SP1

D

Dick Mahar

I have WIN 7 64 bit, premium. Now every day I am offered an opportunity to
download SPI. After an unpleasant experience with SP2 in WIN XP, I am
apprehensive. All my other upates are installed, and my OS is apparently
working just about perfectly. Is there any real reason to install SP? I
have always been a believer in "If it ain't broke, don't fix it."
Also, will it be possible to remove SP1 easily if I for some reason want
to?.............TIA
 
C

Char Jackson

I have WIN 7 64 bit, premium. Now every day I am offered an opportunity to
download SPI. After an unpleasant experience with SP2 in WIN XP, I am
apprehensive. All my other upates are installed, and my OS is apparently
working just about perfectly. Is there any real reason to install SP? I
have always been a believer in "If it ain't broke, don't fix it."
Also, will it be possible to remove SP1 easily if I for some reason want
to?.............TIA
Make an image of your current system and store it somewhere safe.

== Problem statement ==
Carry the forum thread about installing Windows 7 Service Pack 1 forward from its final line.

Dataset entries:
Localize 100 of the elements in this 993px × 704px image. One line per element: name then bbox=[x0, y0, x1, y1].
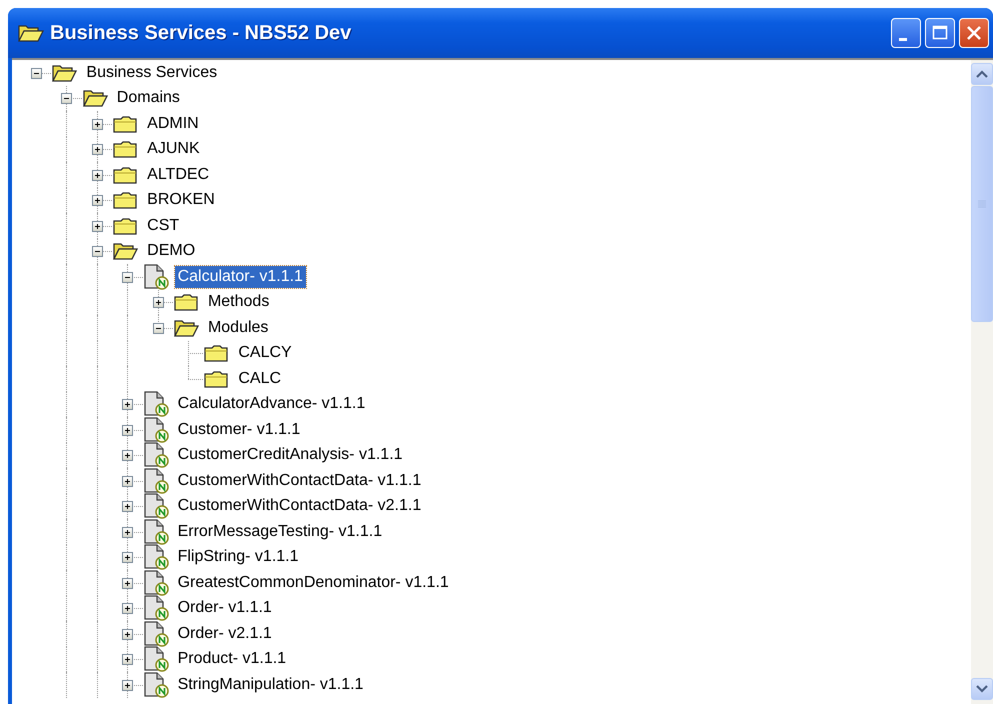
expand-toggle[interactable] bbox=[92, 220, 103, 232]
tree-item-label[interactable]: ALTDEC bbox=[144, 164, 212, 186]
expand-toggle[interactable] bbox=[122, 526, 134, 538]
tree-item-label[interactable]: FlipString- v1.1.1 bbox=[174, 546, 302, 568]
plus-icon bbox=[123, 578, 132, 588]
tree-item-label[interactable]: CALCY bbox=[235, 342, 295, 364]
open-folder-icon bbox=[18, 23, 44, 43]
expand-toggle[interactable] bbox=[122, 654, 134, 666]
tree-item-label[interactable]: Business Services bbox=[83, 62, 220, 84]
open-folder-icon bbox=[172, 318, 199, 338]
expand-toggle[interactable] bbox=[122, 450, 134, 462]
expand-toggle[interactable] bbox=[122, 603, 134, 614]
service-document-icon bbox=[142, 620, 169, 647]
folder-icon bbox=[112, 114, 138, 134]
folder-icon bbox=[112, 164, 138, 185]
service-document-icon bbox=[142, 544, 169, 570]
tree-item-label[interactable]: CST bbox=[144, 214, 182, 237]
expand-toggle[interactable] bbox=[122, 501, 134, 512]
service-document-icon bbox=[142, 518, 169, 545]
open-folder-icon bbox=[51, 62, 78, 83]
folder-icon bbox=[203, 368, 230, 389]
expand-toggle[interactable] bbox=[122, 476, 134, 487]
folder-icon bbox=[112, 190, 138, 210]
plus-icon bbox=[123, 400, 132, 410]
folder-icon bbox=[172, 292, 199, 312]
collapse-toggle[interactable] bbox=[152, 322, 164, 334]
service-document-icon bbox=[142, 595, 169, 622]
tree-item-label[interactable]: CALC bbox=[235, 368, 284, 390]
plus-icon bbox=[154, 298, 163, 308]
expand-toggle[interactable] bbox=[92, 144, 103, 156]
expand-toggle[interactable] bbox=[92, 195, 103, 206]
plus-icon bbox=[92, 222, 102, 231]
tree-item-label[interactable]: BROKEN bbox=[144, 189, 218, 212]
service-document-icon bbox=[142, 442, 169, 468]
collapse-toggle[interactable] bbox=[31, 68, 42, 79]
expand-toggle[interactable] bbox=[122, 552, 134, 564]
service-document-icon bbox=[142, 672, 169, 698]
vertical-scrollbar[interactable] bbox=[971, 60, 993, 704]
service-document-icon bbox=[142, 570, 169, 596]
tree-item-label[interactable]: ErrorMessageTesting- v1.1.1 bbox=[174, 520, 386, 543]
service-document-icon bbox=[142, 493, 169, 520]
service-document-icon bbox=[142, 391, 169, 418]
tree-item-label[interactable]: Product- v1.1.1 bbox=[174, 648, 290, 670]
folder-icon bbox=[112, 139, 138, 160]
chevron-up-icon bbox=[976, 70, 988, 78]
folder-icon bbox=[203, 343, 230, 364]
tree-item-label[interactable]: AJUNK bbox=[144, 138, 203, 160]
plus-icon bbox=[123, 553, 132, 562]
service-document-icon bbox=[142, 264, 169, 290]
expand-toggle[interactable] bbox=[122, 680, 134, 691]
expand-toggle[interactable] bbox=[122, 578, 134, 589]
tree-item-label[interactable]: DEMO bbox=[144, 240, 198, 262]
folder-icon bbox=[112, 216, 138, 236]
tree-item-label[interactable]: Customer- v1.1.1 bbox=[174, 418, 304, 441]
open-folder-icon bbox=[82, 88, 108, 108]
tree-item-label[interactable]: Modules bbox=[204, 316, 272, 339]
scroll-down-button[interactable] bbox=[971, 678, 993, 700]
tree-item-label[interactable]: CustomerCreditAnalysis- v1.1.1 bbox=[174, 444, 406, 466]
scrollbar-thumb[interactable] bbox=[971, 86, 993, 322]
open-folder-icon bbox=[112, 241, 138, 262]
collapse-toggle[interactable] bbox=[92, 246, 103, 258]
chevron-down-icon bbox=[976, 685, 988, 693]
service-document-icon bbox=[142, 468, 169, 494]
collapse-toggle[interactable] bbox=[122, 272, 134, 283]
plus-icon bbox=[123, 426, 132, 435]
scroll-up-button[interactable] bbox=[971, 63, 993, 85]
tree-item-label[interactable]: StringManipulation- v1.1.1 bbox=[174, 674, 366, 696]
expand-toggle[interactable] bbox=[122, 424, 134, 436]
tree-item-label[interactable]: Order- v1.1.1 bbox=[174, 597, 275, 620]
tree-item-label[interactable]: CustomerWithContactData- v2.1.1 bbox=[174, 495, 424, 518]
tree-item-label[interactable]: ADMIN bbox=[144, 112, 202, 135]
tree-item-label[interactable]: CustomerWithContactData- v1.1.1 bbox=[174, 470, 424, 492]
plus-icon bbox=[123, 680, 132, 690]
tree-item-label[interactable]: GreatestCommonDenominator- v1.1.1 bbox=[174, 572, 452, 594]
plus-icon bbox=[92, 170, 102, 180]
tree-item-label[interactable]: Domains bbox=[114, 87, 183, 110]
tree-item-label[interactable]: Order- v2.1.1 bbox=[174, 622, 275, 645]
expand-toggle[interactable] bbox=[122, 399, 134, 410]
expand-toggle[interactable] bbox=[92, 170, 103, 181]
service-document-icon bbox=[142, 416, 169, 443]
expand-toggle[interactable] bbox=[92, 118, 103, 130]
plus-icon bbox=[92, 120, 102, 129]
maximize-button[interactable] bbox=[925, 18, 955, 48]
tree-item-label[interactable]: Methods bbox=[204, 291, 272, 314]
plus-icon bbox=[123, 655, 132, 664]
plus-icon bbox=[123, 630, 132, 639]
close-button[interactable] bbox=[959, 18, 989, 48]
minimize-button[interactable] bbox=[891, 18, 921, 48]
minimize-icon bbox=[899, 38, 907, 40]
plus-icon bbox=[123, 528, 132, 537]
window-title: Business Services - NBS52 Dev bbox=[50, 22, 352, 44]
collapse-toggle[interactable] bbox=[61, 93, 72, 104]
plus-icon bbox=[92, 145, 102, 154]
plus-icon bbox=[92, 196, 102, 206]
expand-toggle[interactable] bbox=[152, 297, 164, 308]
plus-icon bbox=[123, 502, 132, 512]
tree-item-label[interactable]: Calculator- v1.1.1 bbox=[174, 266, 306, 288]
expand-toggle[interactable] bbox=[122, 628, 134, 640]
tree-item-label[interactable]: CalculatorAdvance- v1.1.1 bbox=[174, 393, 368, 416]
grip-icon bbox=[978, 200, 986, 208]
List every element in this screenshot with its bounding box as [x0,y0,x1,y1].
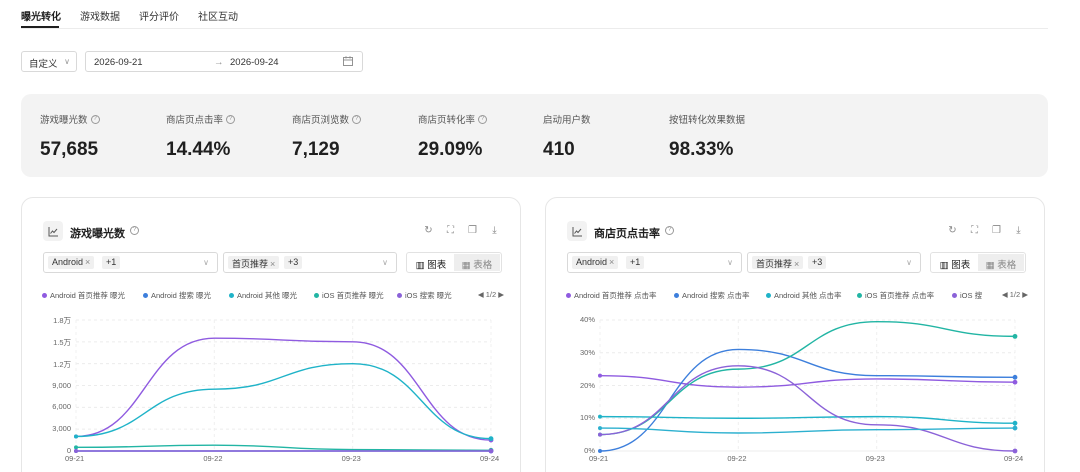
kpi-button-conversion: 按钮转化效果数据 98.33% [669,112,745,161]
line-chart-plot [598,319,1018,454]
help-icon[interactable]: ? [226,114,236,124]
range-mode-select[interactable]: 自定义 ∨ [21,51,77,72]
kpi-launch-users: 启动用户数 410 [543,112,591,161]
y-tick-label: 6,000 [52,402,71,412]
help-icon[interactable]: ? [478,114,488,124]
data-point[interactable] [598,373,602,378]
data-point[interactable] [1012,333,1018,339]
data-point[interactable] [488,448,494,454]
end-date[interactable]: 2026-09-24 [230,57,279,68]
kpi-value: 410 [543,139,575,160]
tab-ratings[interactable]: 评分评价 [139,8,179,23]
data-point[interactable] [598,432,602,437]
data-point[interactable] [1012,379,1018,385]
help-icon[interactable]: ? [352,114,362,124]
line-chart-plot [74,319,494,454]
y-tick-label: 1.2万 [53,359,71,369]
x-tick-label: 09-24 [480,454,500,463]
kpi-label: 游戏曝光数 [40,115,88,126]
y-tick-label: 20% [579,380,595,390]
kpi-panel: 游戏曝光数? 57,685 商店页点击率? 14.44% 商店页浏览数? 7,1… [21,94,1048,177]
range-mode-label: 自定义 [29,59,58,70]
kpi-label: 商店页浏览数 [292,115,350,126]
data-point[interactable] [598,414,602,419]
data-point[interactable] [488,436,494,442]
kpi-label: 商店页点击率 [166,115,224,126]
y-tick-label: 3,000 [52,424,71,434]
x-tick-label: 09-24 [1004,454,1024,463]
kpi-value: 57,685 [40,139,99,160]
x-tick-label: 09-23 [865,454,885,463]
help-icon[interactable]: ? [90,114,100,124]
x-tick-label: 09-22 [727,454,747,463]
y-tick-label: 1.5万 [53,337,71,347]
kpi-value: 29.09% [418,139,483,160]
kpi-value: 98.33% [669,139,734,160]
start-date[interactable]: 2026-09-21 [94,57,143,68]
chevron-down-icon: ∨ [64,57,70,66]
date-range-picker[interactable]: 2026-09-21 → 2026-09-24 [85,51,363,72]
kpi-store-views: 商店页浏览数? 7,129 [292,112,362,161]
kpi-label: 商店页转化率 [418,115,476,126]
x-tick-label: 09-21 [589,454,609,463]
y-tick-label: 1.8万 [53,316,71,325]
main-tabs: 曝光转化 游戏数据 评分评价 社区互动 [21,0,1048,29]
series-line [599,427,1016,434]
kpi-label: 按钮转化效果数据 [669,115,746,126]
x-tick-label: 09-23 [341,454,361,463]
y-tick-label: 30% [579,347,595,357]
kpi-game-exposure: 游戏曝光数? 57,685 [40,112,100,161]
y-tick-label: 10% [579,413,595,423]
active-tab-indicator [21,26,59,28]
series-line [75,337,492,441]
data-point[interactable] [1012,420,1018,426]
data-point[interactable] [598,449,602,453]
data-point[interactable] [74,449,78,453]
data-point[interactable] [598,426,602,431]
kpi-value: 7,129 [292,139,340,160]
data-point[interactable] [1012,448,1018,454]
chart-card-store-ctr: 商店页点击率 ? ↻ ⛶ ❐ ⤓ Android × +1 ∨ 首页推荐 × +3 … [545,197,1045,472]
calendar-icon[interactable] [343,56,353,66]
kpi-value: 14.44% [166,139,231,160]
x-tick-label: 09-21 [65,454,85,463]
kpi-label: 启动用户数 [543,115,591,126]
y-tick-label: 9,000 [52,380,71,390]
tab-game-data[interactable]: 游戏数据 [80,8,120,23]
series-line [599,415,1016,424]
kpi-store-conversion: 商店页转化率? 29.09% [418,112,488,161]
data-point[interactable] [1012,374,1018,380]
data-point[interactable] [74,434,78,439]
y-tick-label: 40% [579,315,595,324]
series-line [75,444,492,451]
chart-card-exposure: 游戏曝光数 ? ↻ ⛶ ❐ ⤓ Android × +1 ∨ 首页推荐 × +3 ∨… [21,197,521,472]
tab-exposure-conversion[interactable]: 曝光转化 [21,8,61,23]
series-line [599,348,1016,452]
kpi-store-ctr: 商店页点击率? 14.44% [166,112,236,161]
x-tick-label: 09-22 [203,454,223,463]
tab-community[interactable]: 社区互动 [198,8,238,23]
data-point[interactable] [74,445,78,450]
date-range-arrow: → [214,57,224,68]
data-point[interactable] [1012,425,1018,431]
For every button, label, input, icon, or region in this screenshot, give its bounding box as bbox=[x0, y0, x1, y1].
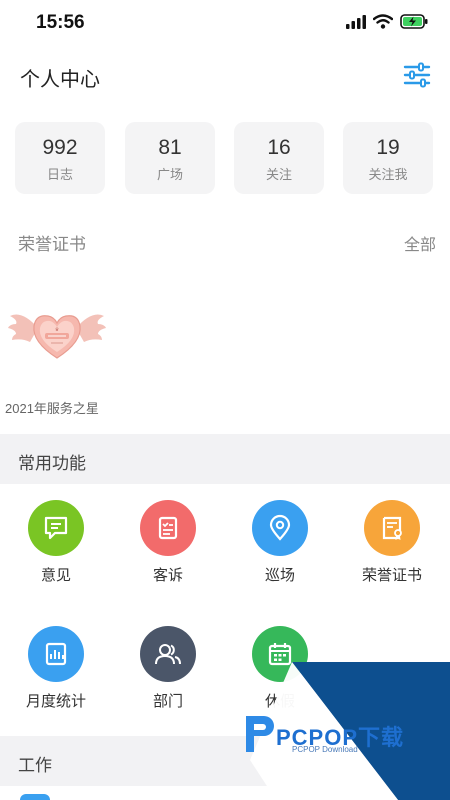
watermark-sub: PCPOP Download bbox=[292, 745, 358, 754]
watermark-logo bbox=[246, 662, 450, 800]
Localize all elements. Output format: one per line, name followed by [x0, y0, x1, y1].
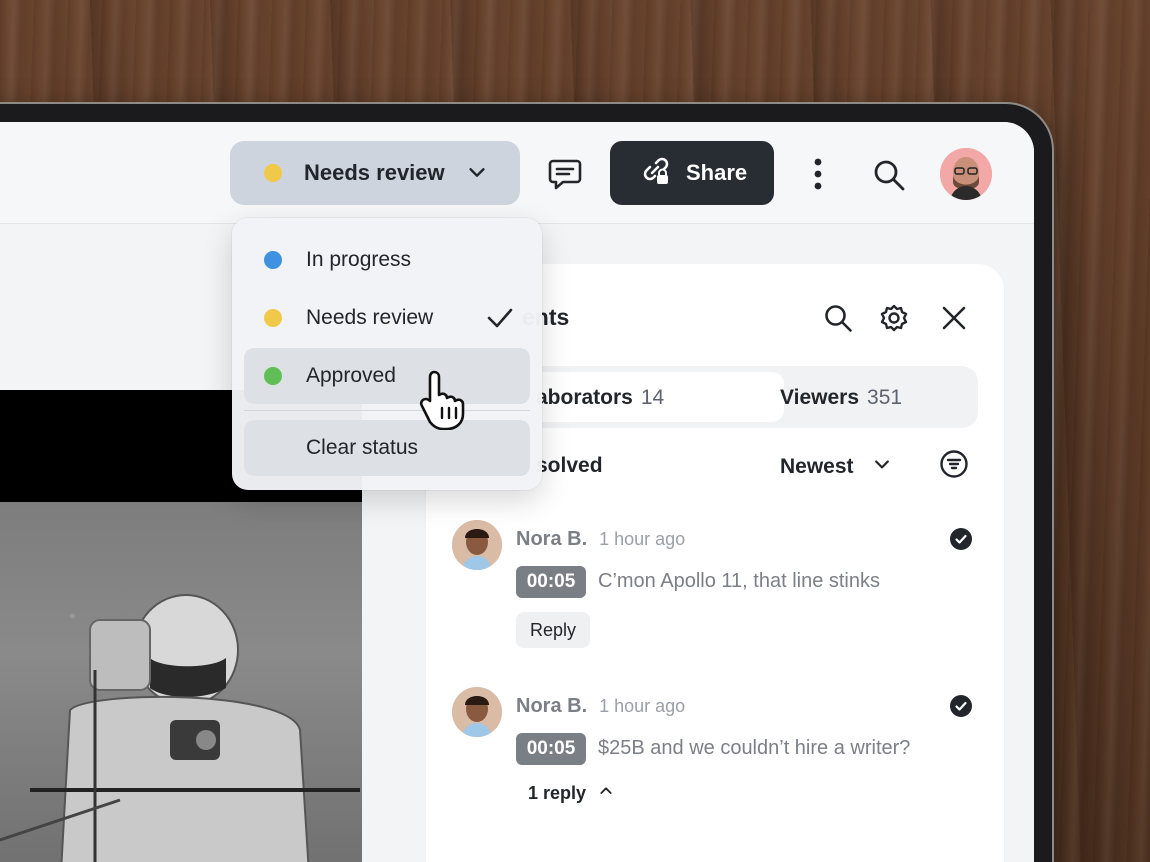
user-avatar[interactable]: [940, 148, 992, 200]
pointer-hand-cursor: [418, 368, 474, 435]
status-dropdown-button[interactable]: Needs review: [230, 141, 520, 205]
sort-label: Newest: [780, 455, 854, 478]
astronaut-figure: [0, 594, 360, 862]
status-dot: [264, 164, 282, 182]
search-icon[interactable]: [870, 156, 908, 194]
comment-time: 1 hour ago: [599, 529, 686, 549]
comment-author: Nora B. 1 hour ago: [516, 695, 685, 718]
filter-icon[interactable]: [938, 448, 970, 480]
tab-viewers-count: 351: [867, 386, 903, 409]
reply-button[interactable]: Reply: [516, 612, 591, 648]
comment-item: Nora B. 1 hour ago 00:05 $25B and we coul…: [452, 687, 982, 827]
checkmark-icon: [486, 306, 514, 336]
status-option-label: In progress: [306, 248, 412, 271]
status-menu: In progress Needs review Approved Clear …: [232, 218, 542, 490]
resolved-filter[interactable]: solved: [536, 454, 603, 478]
status-label: Needs review: [304, 160, 445, 185]
status-dot: [264, 367, 282, 385]
app-screen: Needs review Share ents aborators 14 Vie…: [0, 122, 1034, 862]
sort-dropdown[interactable]: Newest: [780, 454, 892, 480]
comment-author-name: Nora B.: [516, 528, 588, 550]
replies-toggle[interactable]: 1 reply: [528, 783, 614, 804]
tab-collaborators-count: 14: [640, 386, 665, 409]
share-label: Share: [686, 160, 748, 185]
resolved-check-icon[interactable]: [950, 695, 972, 722]
tabs-segmented-control: aborators 14 Viewers 351: [496, 366, 978, 428]
tab-collaborators-label: aborators: [536, 386, 633, 409]
chevron-down-icon: [872, 454, 892, 480]
search-icon[interactable]: [820, 300, 856, 336]
gear-icon[interactable]: [876, 300, 912, 336]
commenter-avatar: [452, 687, 502, 737]
tab-viewers[interactable]: Viewers 351: [780, 386, 902, 410]
commenter-avatar: [452, 520, 502, 570]
top-bar: Needs review Share: [0, 122, 1034, 224]
comment-text: $25B and we couldn’t hire a writer?: [598, 737, 911, 759]
comment-time: 1 hour ago: [599, 696, 686, 716]
status-option-needs-review[interactable]: Needs review: [244, 290, 530, 346]
video-timestamp[interactable]: 00:05: [516, 733, 586, 765]
status-option-label: Needs review: [306, 306, 434, 329]
comment-text: C’mon Apollo 11, that line stinks: [598, 570, 881, 592]
comment-icon[interactable]: [544, 156, 586, 192]
status-option-in-progress[interactable]: In progress: [244, 232, 530, 288]
comment-author-name: Nora B.: [516, 695, 588, 717]
close-icon[interactable]: [936, 300, 972, 336]
tab-viewers-label: Viewers: [780, 386, 860, 409]
status-dot: [264, 251, 282, 269]
share-button[interactable]: Share: [610, 141, 774, 205]
comment-item: Nora B. 1 hour ago 00:05 C’mon Apollo 11,…: [452, 520, 982, 660]
menu-divider: [244, 410, 530, 411]
resolved-check-icon[interactable]: [950, 528, 972, 555]
clear-status-option[interactable]: Clear status: [244, 420, 530, 476]
status-option-approved[interactable]: Approved: [244, 348, 530, 404]
more-vertical-icon[interactable]: [806, 154, 830, 194]
comment-author: Nora B. 1 hour ago: [516, 528, 685, 551]
link-lock-icon: [638, 153, 686, 193]
tab-collaborators[interactable]: aborators 14: [536, 386, 664, 410]
chevron-down-icon: [466, 161, 488, 189]
replies-count: 1 reply: [528, 783, 587, 803]
status-option-label: Approved: [306, 364, 396, 387]
status-dot: [264, 309, 282, 327]
chevron-up-icon: [586, 783, 614, 804]
video-timestamp[interactable]: 00:05: [516, 566, 586, 598]
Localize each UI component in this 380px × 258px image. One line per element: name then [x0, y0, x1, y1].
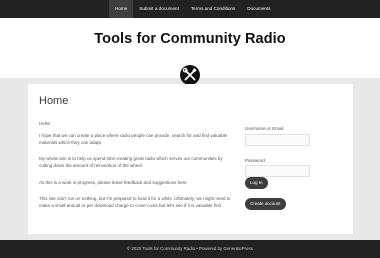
feedback-paragraph: As this is a work in progress, please le… [39, 180, 187, 185]
login-button[interactable]: Log In [245, 177, 268, 189]
nav-item-documents[interactable]: Documents [241, 0, 276, 18]
username-input[interactable] [245, 134, 310, 146]
top-navigation-bar: Home Submit a document Terms and Conditi… [0, 0, 380, 18]
content-panel: Home Hello! I hope that we can create a … [28, 84, 353, 234]
wrench-screwdriver-icon[interactable] [180, 65, 200, 85]
site-footer: © 2020 Tools for Community Radio • Power… [0, 240, 380, 258]
site-title[interactable]: Tools for Community Radio [0, 31, 380, 47]
funding-paragraph: This site can't run on nothing, but I'm … [39, 196, 231, 208]
create-account-button[interactable]: Create account [245, 198, 286, 210]
password-label: Password [245, 158, 265, 163]
main-nav: Home Submit a document Terms and Conditi… [109, 0, 277, 18]
page-title: Home [39, 95, 69, 107]
nav-item-submit-document[interactable]: Submit a document [133, 0, 185, 18]
username-label: Username or Email [245, 126, 284, 131]
intro-hello: Hello! [39, 121, 51, 126]
intro-paragraph: I hope that we can create a place where … [39, 133, 228, 145]
footer-copyright: © 2020 Tools for Community Radio • Power… [127, 246, 253, 251]
aim-paragraph: My whole aim is to help us spend time cr… [39, 156, 223, 168]
nav-item-home[interactable]: Home [109, 0, 134, 18]
site-header: Tools for Community Radio [0, 18, 380, 85]
password-input[interactable] [245, 165, 310, 177]
nav-item-terms[interactable]: Terms and Conditions [185, 0, 241, 18]
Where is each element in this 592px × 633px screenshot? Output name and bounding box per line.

== Exercise output ==
Actually, before you store it, see if it works. Then attempt the SP1
installation, which will in all likelihood work fine. If anything
radical happens, simply restore the image you just created.
 
B

Big Steel

I have WIN 7 64 bit, premium. Now every day I am offered an opportunity
to download SPI. After an unpleasant experience with SP2 in WIN XP, I am
apprehensive. All my other upates are installed, and my OS is apparently
working just about perfectly. Is there any real reason to install SP? I
have always been a believer in "If it ain't broke, don't fix it."
Also, will it be possible to remove SP1 easily if I for some reason want
to?.............TIA
The commonsense rule is to install all updates marked important, and SP(s).

<http://windows.microsoft.com/en-US/windows7/whats-included-in-windows-7-service-pack-1-sp1>
 
B

Bob I

You must have been the owner of one of those HP/AMD boxes with the Intel
drivers. It was "broke" before you installed SP2.
 
S

Stan Brown

Make an image of your current system and store it somewhere safe.
Actually, before you store it, see if it works.
This is standard advice, but I've never understood how one can "see
if it works". Can you explain, briefly? I don't imagine you mean to
restore it to the computer, because if it doesn't work you'll then
have a non-working computer and a useless backup.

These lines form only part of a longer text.